→ **PROBLEM DESCRIPTION**
Once the pictures are set aside, transcribe the remaining data exactly.

-- Start DATASET ROWS --

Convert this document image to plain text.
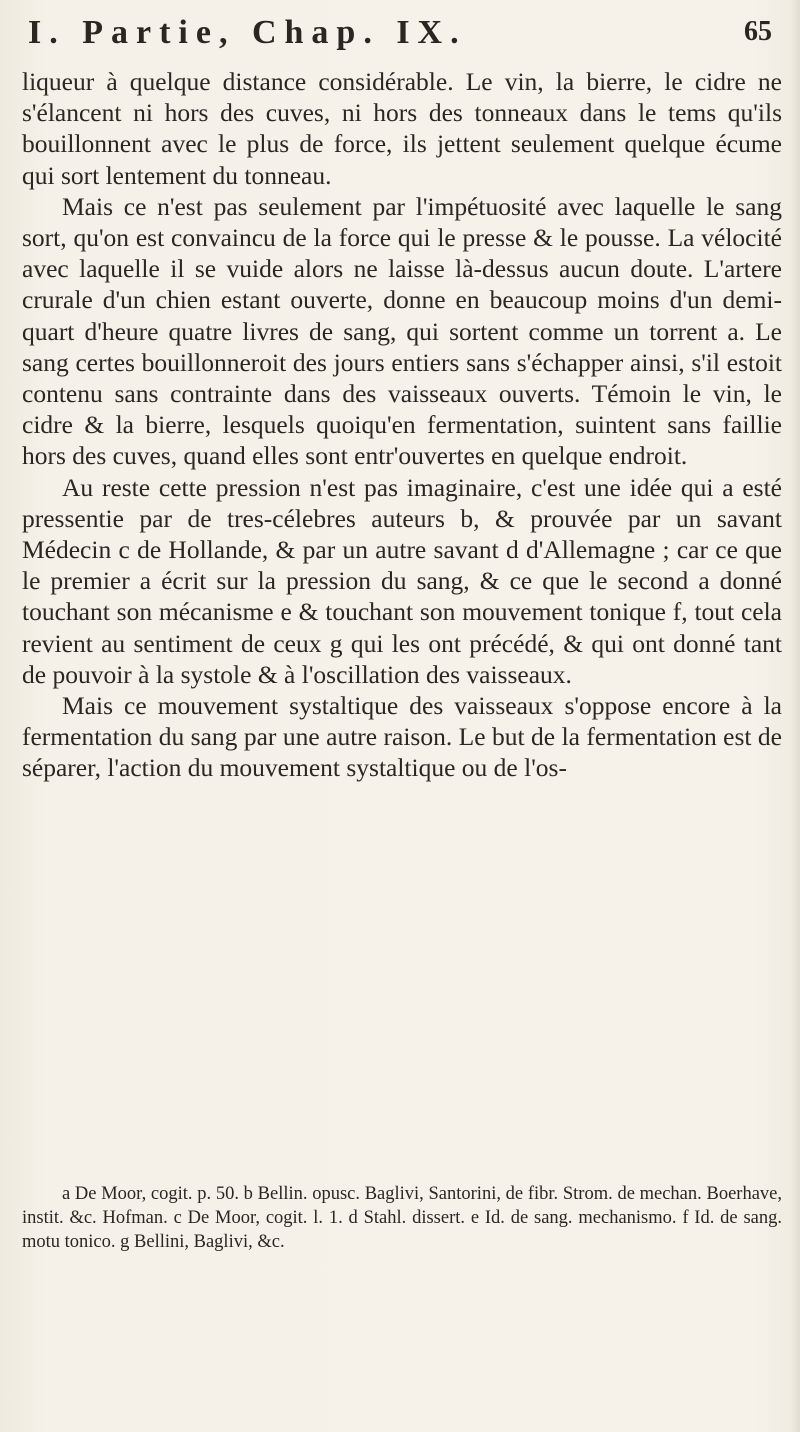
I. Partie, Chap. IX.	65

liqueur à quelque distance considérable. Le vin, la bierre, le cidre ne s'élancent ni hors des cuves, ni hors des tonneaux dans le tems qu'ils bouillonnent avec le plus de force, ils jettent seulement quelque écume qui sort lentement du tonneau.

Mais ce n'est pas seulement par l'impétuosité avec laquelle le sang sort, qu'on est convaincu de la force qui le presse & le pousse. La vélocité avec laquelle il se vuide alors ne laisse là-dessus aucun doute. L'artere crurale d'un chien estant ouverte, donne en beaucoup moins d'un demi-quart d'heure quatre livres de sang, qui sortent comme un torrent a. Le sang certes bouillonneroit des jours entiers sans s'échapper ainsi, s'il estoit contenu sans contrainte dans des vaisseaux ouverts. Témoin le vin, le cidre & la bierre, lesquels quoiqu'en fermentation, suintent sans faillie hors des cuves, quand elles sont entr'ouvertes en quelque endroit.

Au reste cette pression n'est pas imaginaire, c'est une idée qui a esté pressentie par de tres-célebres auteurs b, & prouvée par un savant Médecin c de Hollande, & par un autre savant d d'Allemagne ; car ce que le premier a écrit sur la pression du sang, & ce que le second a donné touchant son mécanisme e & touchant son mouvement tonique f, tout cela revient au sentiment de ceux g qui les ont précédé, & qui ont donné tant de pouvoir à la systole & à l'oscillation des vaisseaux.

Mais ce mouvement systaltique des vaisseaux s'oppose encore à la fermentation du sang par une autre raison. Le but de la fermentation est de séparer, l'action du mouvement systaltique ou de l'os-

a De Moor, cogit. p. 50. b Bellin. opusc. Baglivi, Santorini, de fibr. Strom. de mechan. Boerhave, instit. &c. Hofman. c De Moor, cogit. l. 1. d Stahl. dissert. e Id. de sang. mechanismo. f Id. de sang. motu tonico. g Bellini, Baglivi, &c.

-- End DATASET ROWS --

→ **COMPLETED EXERCISE**
Convert this document image to plain text.
I. Partie, Chap. IX.	65

liqueur à quelque distance considérable. Le vin, la bierre, le cidre ne s'élancent ni hors des cuves, ni hors des tonneaux dans le tems qu'ils bouillonnent avec le plus de force, ils jettent seulement quelque écume qui sort lentement du tonneau.

Mais ce n'est pas seulement par l'impétuosité avec laquelle le sang sort, qu'on est convaincu de la force qui le presse & le pousse. La vélocité avec laquelle il se vuide alors ne laisse là-dessus aucun doute. L'artere crurale d'un chien estant ouverte, donne en beaucoup moins d'un demi-quart d'heure quatre livres de sang, qui sortent comme un torrent a. Le sang certes bouillonneroit des jours entiers sans s'échapper ainsi, s'il estoit contenu sans contrainte dans des vaisseaux ouverts. Témoin le vin, le cidre & la bierre, lesquels quoiqu'en fermentation, suintent sans faillie hors des cuves, quand elles sont entr'ouvertes en quelque endroit.

Au reste cette pression n'est pas imaginaire, c'est une idée qui a esté pressentie par de tres-célebres auteurs b, & prouvée par un savant Médecin c de Hollande, & par un autre savant d d'Allemagne ; car ce que le premier a écrit sur la pression du sang, & ce que le second a donné touchant son mécanisme e & touchant son mouvement tonique f, tout cela revient au sentiment de ceux g qui les ont précédé, & qui ont donné tant de pouvoir à la systole & à l'oscillation des vaisseaux.

Mais ce mouvement systaltique des vaisseaux s'oppose encore à la fermentation du sang par une autre raison. Le but de la fermentation est de séparer, l'action du mouvement systaltique ou de l'os-

a De Moor, cogit. p. 50. b Bellin. opusc. Baglivi, Santorini, de fibr. Strom. de mechan. Boerhave, instit. &c. Hofman. c De Moor, cogit. l. 1. d Stahl. dissert. e Id. de sang. mechanismo. f Id. de sang. motu tonico. g Bellini, Baglivi, &c.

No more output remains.